> REQUEST
In the copy, include every entry exactly but none of the images.

> EXERCISE INPUT

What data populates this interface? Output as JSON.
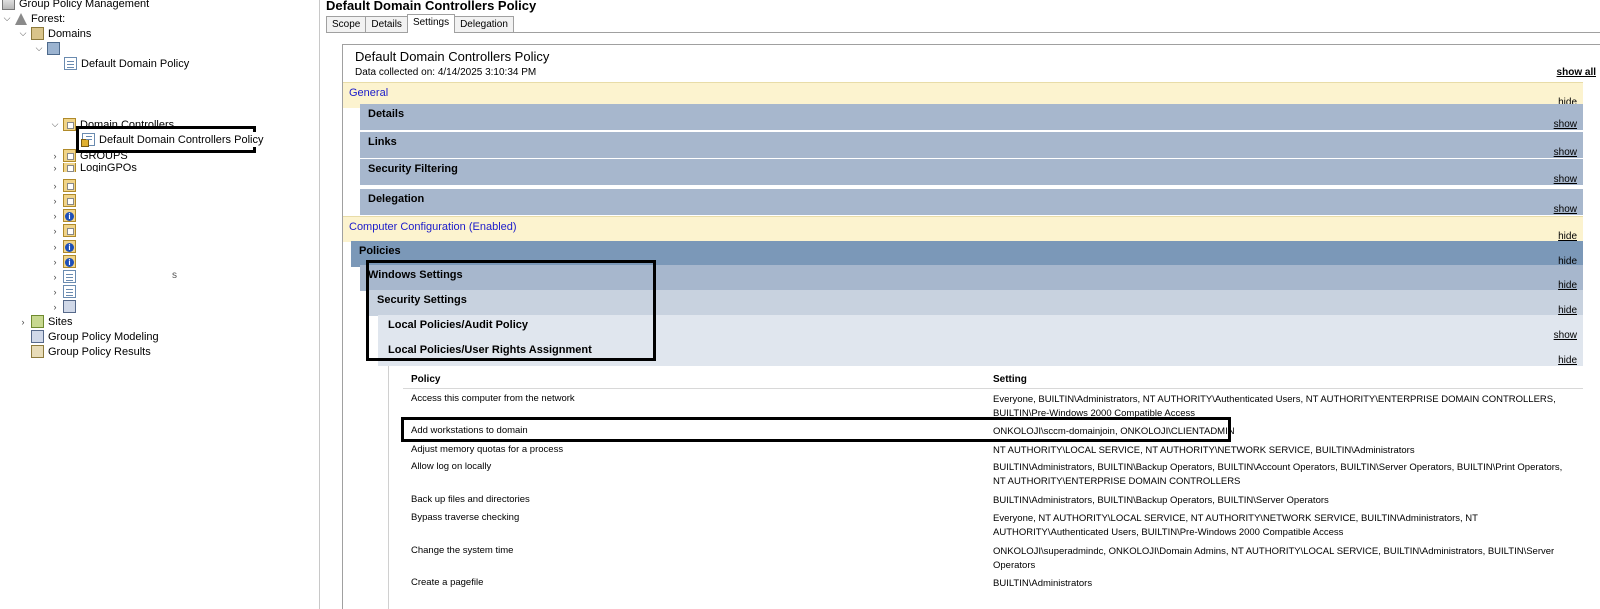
{
  "tree": {
    "root": "Group Policy Management",
    "forest": "Forest:",
    "domains": "Domains",
    "default_domain_policy": "Default Domain Policy",
    "domain_controllers": "Domain Controllers",
    "default_dc_policy": "Default Domain Controllers Policy",
    "groups": "GROUPS",
    "logon_gpos": "LoginGPOs",
    "sites": "Sites",
    "modeling": "Group Policy Modeling",
    "results": "Group Policy Results",
    "stray_char": "s"
  },
  "right": {
    "title": "Default Domain Controllers Policy",
    "tabs": [
      "Scope",
      "Details",
      "Settings",
      "Delegation"
    ],
    "active_tab": "Settings"
  },
  "report": {
    "title": "Default Domain Controllers Policy",
    "date": "Data collected on: 4/14/2025 3:10:34 PM",
    "show_all": "show all",
    "sections": {
      "general": {
        "label": "General",
        "action": "hide"
      },
      "details": {
        "label": "Details",
        "action": "show"
      },
      "links": {
        "label": "Links",
        "action": "show"
      },
      "security_filtering": {
        "label": "Security Filtering",
        "action": "show"
      },
      "delegation": {
        "label": "Delegation",
        "action": "show"
      },
      "computer_config": {
        "label": "Computer Configuration (Enabled)",
        "action": "hide"
      },
      "policies": {
        "label": "Policies",
        "action": "hide"
      },
      "windows_settings": {
        "label": "Windows Settings",
        "action": "hide"
      },
      "security_settings": {
        "label": "Security Settings",
        "action": "hide"
      },
      "audit_policy": {
        "label": "Local Policies/Audit Policy",
        "action": "show"
      },
      "user_rights": {
        "label": "Local Policies/User Rights Assignment",
        "action": "hide"
      }
    },
    "table": {
      "col_policy": "Policy",
      "col_setting": "Setting",
      "rows": [
        {
          "policy": "Access this computer from the network",
          "setting": "Everyone, BUILTIN\\Administrators, NT AUTHORITY\\Authenticated Users, NT AUTHORITY\\ENTERPRISE DOMAIN CONTROLLERS, BUILTIN\\Pre-Windows 2000 Compatible Access"
        },
        {
          "policy": "Add workstations to domain",
          "setting": "ONKOLOJI\\sccm-domainjoin, ONKOLOJI\\CLIENTADMIN"
        },
        {
          "policy": "Adjust memory quotas for a process",
          "setting": "NT AUTHORITY\\LOCAL SERVICE, NT AUTHORITY\\NETWORK SERVICE, BUILTIN\\Administrators"
        },
        {
          "policy": "Allow log on locally",
          "setting": "BUILTIN\\Administrators, BUILTIN\\Backup Operators, BUILTIN\\Account Operators, BUILTIN\\Server Operators, BUILTIN\\Print Operators, NT AUTHORITY\\ENTERPRISE DOMAIN CONTROLLERS"
        },
        {
          "policy": "Back up files and directories",
          "setting": "BUILTIN\\Administrators, BUILTIN\\Backup Operators, BUILTIN\\Server Operators"
        },
        {
          "policy": "Bypass traverse checking",
          "setting": "Everyone, NT AUTHORITY\\LOCAL SERVICE, NT AUTHORITY\\NETWORK SERVICE, BUILTIN\\Administrators, NT AUTHORITY\\Authenticated Users, BUILTIN\\Pre-Windows 2000 Compatible Access"
        },
        {
          "policy": "Change the system time",
          "setting": "ONKOLOJI\\superadmindc, ONKOLOJI\\Domain Admins, NT AUTHORITY\\LOCAL SERVICE, BUILTIN\\Administrators, BUILTIN\\Server Operators"
        },
        {
          "policy": "Create a pagefile",
          "setting": "BUILTIN\\Administrators"
        }
      ]
    }
  }
}
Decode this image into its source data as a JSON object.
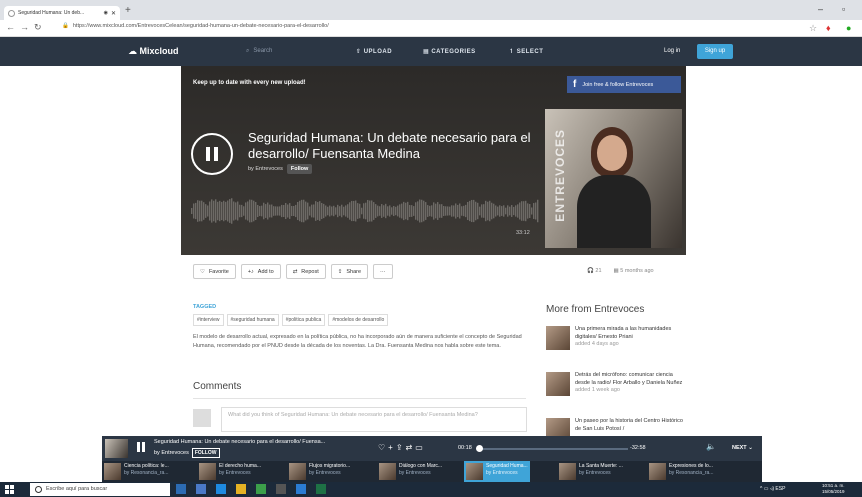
{
  "browser": {
    "tab_title": "Seguridad Humana: Un deb...",
    "url": "https://www.mixcloud.com/EntrevocesCelean/seguridad-humana-un-debate-necesario-para-el-desarrollo/"
  },
  "header": {
    "logo": "Mixcloud",
    "search_placeholder": "Search",
    "nav": [
      "UPLOAD",
      "CATEGORIES",
      "SELECT"
    ],
    "login": "Log in",
    "signup": "Sign up"
  },
  "hero": {
    "promo": "Keep up to date with every new upload!",
    "facebook_cta": "Join free & follow Entrevoces",
    "title": "Seguridad Humana: Un debate necesario para el desarrollo/ Fuensanta Medina",
    "by": "by Entrevoces",
    "follow": "Follow",
    "duration": "33:12",
    "cover_brand": "ENTREVOCES"
  },
  "actions": {
    "favorite": "Favorite",
    "add_to": "Add to",
    "repost": "Repost",
    "share": "Share",
    "more": "···",
    "plays": "21",
    "age": "5 months ago"
  },
  "tagged": {
    "label": "TAGGED",
    "tags": [
      "#interview",
      "#seguridad humana",
      "#politica publica",
      "#modelos de desarrollo"
    ]
  },
  "description": "El modelo de desarrollo actual, expresado en la política pública, no ha incorporado aún de manera suficiente el concepto de Seguridad Humana, recomendado por el PNUD desde la década de los noventas. La Dra. Fuensanta Medina nos habla sobre este tema.",
  "comments": {
    "title": "Comments",
    "placeholder": "What did you think of Seguridad Humana: Un debate necesario para el desarrollo/ Fuensanta Medina?"
  },
  "more": {
    "title": "More from Entrevoces",
    "items": [
      {
        "title": "Una primera mirada a las humanidades digitales/ Ernesto Priani",
        "ago": "added 4 days ago"
      },
      {
        "title": "Detrás del micrófono: comunicar ciencia desde la radio/ Flor Arballo y Daniela Nuñez",
        "ago": "added 1 week ago"
      },
      {
        "title": "Un paseo por la historia del Centro Histórico de San Luis Potosí /",
        "ago": ""
      }
    ]
  },
  "player": {
    "title": "Seguridad Humana: Un debate necesario para el desarrollo/ Fuensa...",
    "by": "by Entrevoces",
    "follow": "FOLLOW",
    "current": "00:18",
    "remaining": "-32:58",
    "progress": 0.009,
    "next": "NEXT"
  },
  "upnext": [
    {
      "title": "Ciencia política: le...",
      "by": "by Resonancia_ra..."
    },
    {
      "title": "El derecho huma...",
      "by": "by Entrevoces"
    },
    {
      "title": "Flujos migratorio...",
      "by": "by Entrevoces"
    },
    {
      "title": "Diálogo con Marc...",
      "by": "by Entrevoces"
    },
    {
      "title": "Seguridad Huma...",
      "by": "by Entrevoces"
    },
    {
      "title": "La Santa Muerte: ...",
      "by": "by Entrevoces"
    },
    {
      "title": "Expresiones de lo...",
      "by": "by Resonancia_ra..."
    }
  ],
  "taskbar": {
    "search": "Escribe aquí para buscar",
    "tray": "ESP",
    "time": "10:51 a. m.",
    "date": "15/05/2019"
  },
  "colors": {
    "header_bg": "#2b3644",
    "accent": "#3fa4d8",
    "facebook": "#3b5998"
  }
}
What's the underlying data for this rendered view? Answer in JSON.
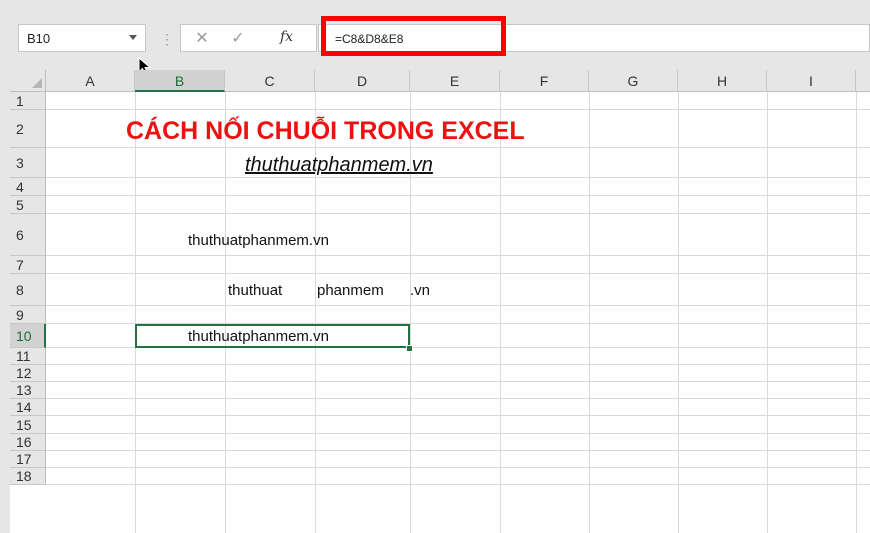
{
  "formula_bar": {
    "name_box": "B10",
    "cancel_icon": "✕",
    "enter_icon": "✓",
    "fx_label": "fx",
    "formula": "=C8&D8&E8"
  },
  "columns": [
    "A",
    "B",
    "C",
    "D",
    "E",
    "F",
    "G",
    "H",
    "I"
  ],
  "selected_column": "B",
  "rows": [
    "1",
    "2",
    "3",
    "4",
    "5",
    "6",
    "7",
    "8",
    "9",
    "10",
    "11",
    "12",
    "13",
    "14",
    "15",
    "16",
    "17",
    "18"
  ],
  "selected_row": "10",
  "cells": {
    "title": "CÁCH NỐI CHUỖI TRONG EXCEL",
    "subtitle": "thuthuatphanmem.vn",
    "b6": "thuthuatphanmem.vn",
    "c8": "thuthuat",
    "d8": "phanmem",
    "e8": ".vn",
    "b10": "thuthuatphanmem.vn"
  },
  "colors": {
    "title": "#ee1111",
    "highlight": "#ff0000",
    "excel_green": "#217346"
  }
}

> ANSWER FOR THE TASK
What data populates this interface? Output as JSON.
{
  "tree": {
    "root": "Group Policy Management",
    "forest": "Forest:",
    "domains": "Domains",
    "default_domain_policy": "Default Domain Policy",
    "domain_controllers": "Domain Controllers",
    "default_dc_policy": "Default Domain Controllers Policy",
    "groups": "GROUPS",
    "logon_gpos": "LoginGPOs",
    "sites": "Sites",
    "modeling": "Group Policy Modeling",
    "results": "Group Policy Results",
    "stray_char": "s"
  },
  "right": {
    "title": "Default Domain Controllers Policy",
    "tabs": [
      "Scope",
      "Details",
      "Settings",
      "Delegation"
    ],
    "active_tab": "Settings"
  },
  "report": {
    "title": "Default Domain Controllers Policy",
    "date": "Data collected on: 4/14/2025 3:10:34 PM",
    "show_all": "show all",
    "sections": {
      "general": {
        "label": "General",
        "action": "hide"
      },
      "details": {
        "label": "Details",
        "action": "show"
      },
      "links": {
        "label": "Links",
        "action": "show"
      },
      "security_filtering": {
        "label": "Security Filtering",
        "action": "show"
      },
      "delegation": {
        "label": "Delegation",
        "action": "show"
      },
      "computer_config": {
        "label": "Computer Configuration (Enabled)",
        "action": "hide"
      },
      "policies": {
        "label": "Policies",
        "action": "hide"
      },
      "windows_settings": {
        "label": "Windows Settings",
        "action": "hide"
      },
      "security_settings": {
        "label": "Security Settings",
        "action": "hide"
      },
      "audit_policy": {
        "label": "Local Policies/Audit Policy",
        "action": "show"
      },
      "user_rights": {
        "label": "Local Policies/User Rights Assignment",
        "action": "hide"
      }
    },
    "table": {
      "col_policy": "Policy",
      "col_setting": "Setting",
      "rows": [
        {
          "policy": "Access this computer from the network",
          "setting": "Everyone, BUILTIN\\Administrators, NT AUTHORITY\\Authenticated Users, NT AUTHORITY\\ENTERPRISE DOMAIN CONTROLLERS, BUILTIN\\Pre-Windows 2000 Compatible Access"
        },
        {
          "policy": "Add workstations to domain",
          "setting": "ONKOLOJI\\sccm-domainjoin, ONKOLOJI\\CLIENTADMIN"
        },
        {
          "policy": "Adjust memory quotas for a process",
          "setting": "NT AUTHORITY\\LOCAL SERVICE, NT AUTHORITY\\NETWORK SERVICE, BUILTIN\\Administrators"
        },
        {
          "policy": "Allow log on locally",
          "setting": "BUILTIN\\Administrators, BUILTIN\\Backup Operators, BUILTIN\\Account Operators, BUILTIN\\Server Operators, BUILTIN\\Print Operators, NT AUTHORITY\\ENTERPRISE DOMAIN CONTROLLERS"
        },
        {
          "policy": "Back up files and directories",
          "setting": "BUILTIN\\Administrators, BUILTIN\\Backup Operators, BUILTIN\\Server Operators"
        },
        {
          "policy": "Bypass traverse checking",
          "setting": "Everyone, NT AUTHORITY\\LOCAL SERVICE, NT AUTHORITY\\NETWORK SERVICE, BUILTIN\\Administrators, NT AUTHORITY\\Authenticated Users, BUILTIN\\Pre-Windows 2000 Compatible Access"
        },
        {
          "policy": "Change the system time",
          "setting": "ONKOLOJI\\superadmindc, ONKOLOJI\\Domain Admins, NT AUTHORITY\\LOCAL SERVICE, BUILTIN\\Administrators, BUILTIN\\Server Operators"
        },
        {
          "policy": "Create a pagefile",
          "setting": "BUILTIN\\Administrators"
        }
      ]
    }
  }
}
Decode this image into its source data as a JSON object.
{
  "browser": {
    "tab_title": "Seguridad Humana: Un deb...",
    "url": "https://www.mixcloud.com/EntrevocesCelean/seguridad-humana-un-debate-necesario-para-el-desarrollo/"
  },
  "header": {
    "logo": "Mixcloud",
    "search_placeholder": "Search",
    "nav": [
      "UPLOAD",
      "CATEGORIES",
      "SELECT"
    ],
    "login": "Log in",
    "signup": "Sign up"
  },
  "hero": {
    "promo": "Keep up to date with every new upload!",
    "facebook_cta": "Join free & follow Entrevoces",
    "title": "Seguridad Humana: Un debate necesario para el desarrollo/ Fuensanta Medina",
    "by": "by Entrevoces",
    "follow": "Follow",
    "duration": "33:12",
    "cover_brand": "ENTREVOCES"
  },
  "actions": {
    "favorite": "Favorite",
    "add_to": "Add to",
    "repost": "Repost",
    "share": "Share",
    "more": "···",
    "plays": "21",
    "age": "5 months ago"
  },
  "tagged": {
    "label": "TAGGED",
    "tags": [
      "#interview",
      "#seguridad humana",
      "#politica publica",
      "#modelos de desarrollo"
    ]
  },
  "description": "El modelo de desarrollo actual, expresado en la política pública, no ha incorporado aún de manera suficiente el concepto de Seguridad Humana, recomendado por el PNUD desde la década de los noventas. La Dra. Fuensanta Medina nos habla sobre este tema.",
  "comments": {
    "title": "Comments",
    "placeholder": "What did you think of Seguridad Humana: Un debate necesario para el desarrollo/ Fuensanta Medina?"
  },
  "more": {
    "title": "More from Entrevoces",
    "items": [
      {
        "title": "Una primera mirada a las humanidades digitales/ Ernesto Priani",
        "ago": "added 4 days ago"
      },
      {
        "title": "Detrás del micrófono: comunicar ciencia desde la radio/ Flor Arballo y Daniela Nuñez",
        "ago": "added 1 week ago"
      },
      {
        "title": "Un paseo por la historia del Centro Histórico de San Luis Potosí /",
        "ago": ""
      }
    ]
  },
  "player": {
    "title": "Seguridad Humana: Un debate necesario para el desarrollo/ Fuensa...",
    "by": "by Entrevoces",
    "follow": "FOLLOW",
    "current": "00:18",
    "remaining": "-32:58",
    "progress": 0.009,
    "next": "NEXT"
  },
  "upnext": [
    {
      "title": "Ciencia política: le...",
      "by": "by Resonancia_ra..."
    },
    {
      "title": "El derecho huma...",
      "by": "by Entrevoces"
    },
    {
      "title": "Flujos migratorio...",
      "by": "by Entrevoces"
    },
    {
      "title": "Diálogo con Marc...",
      "by": "by Entrevoces"
    },
    {
      "title": "Seguridad Huma...",
      "by": "by Entrevoces"
    },
    {
      "title": "La Santa Muerte: ...",
      "by": "by Entrevoces"
    },
    {
      "title": "Expresiones de lo...",
      "by": "by Resonancia_ra..."
    }
  ],
  "taskbar": {
    "search": "Escribe aquí para buscar",
    "tray": "ESP",
    "time": "10:51 a. m.",
    "date": "15/05/2019"
  },
  "colors": {
    "header_bg": "#2b3644",
    "accent": "#3fa4d8",
    "facebook": "#3b5998"
  }
}
What's the underlying data for this rendered view? Answer in JSON.
{
  "formula_bar": {
    "name_box": "B10",
    "cancel_icon": "✕",
    "enter_icon": "✓",
    "fx_label": "fx",
    "formula": "=C8&D8&E8"
  },
  "columns": [
    "A",
    "B",
    "C",
    "D",
    "E",
    "F",
    "G",
    "H",
    "I"
  ],
  "selected_column": "B",
  "rows": [
    "1",
    "2",
    "3",
    "4",
    "5",
    "6",
    "7",
    "8",
    "9",
    "10",
    "11",
    "12",
    "13",
    "14",
    "15",
    "16",
    "17",
    "18"
  ],
  "selected_row": "10",
  "cells": {
    "title": "CÁCH NỐI CHUỖI TRONG EXCEL",
    "subtitle": "thuthuatphanmem.vn",
    "b6": "thuthuatphanmem.vn",
    "c8": "thuthuat",
    "d8": "phanmem",
    "e8": ".vn",
    "b10": "thuthuatphanmem.vn"
  },
  "colors": {
    "title": "#ee1111",
    "highlight": "#ff0000",
    "excel_green": "#217346"
  }
}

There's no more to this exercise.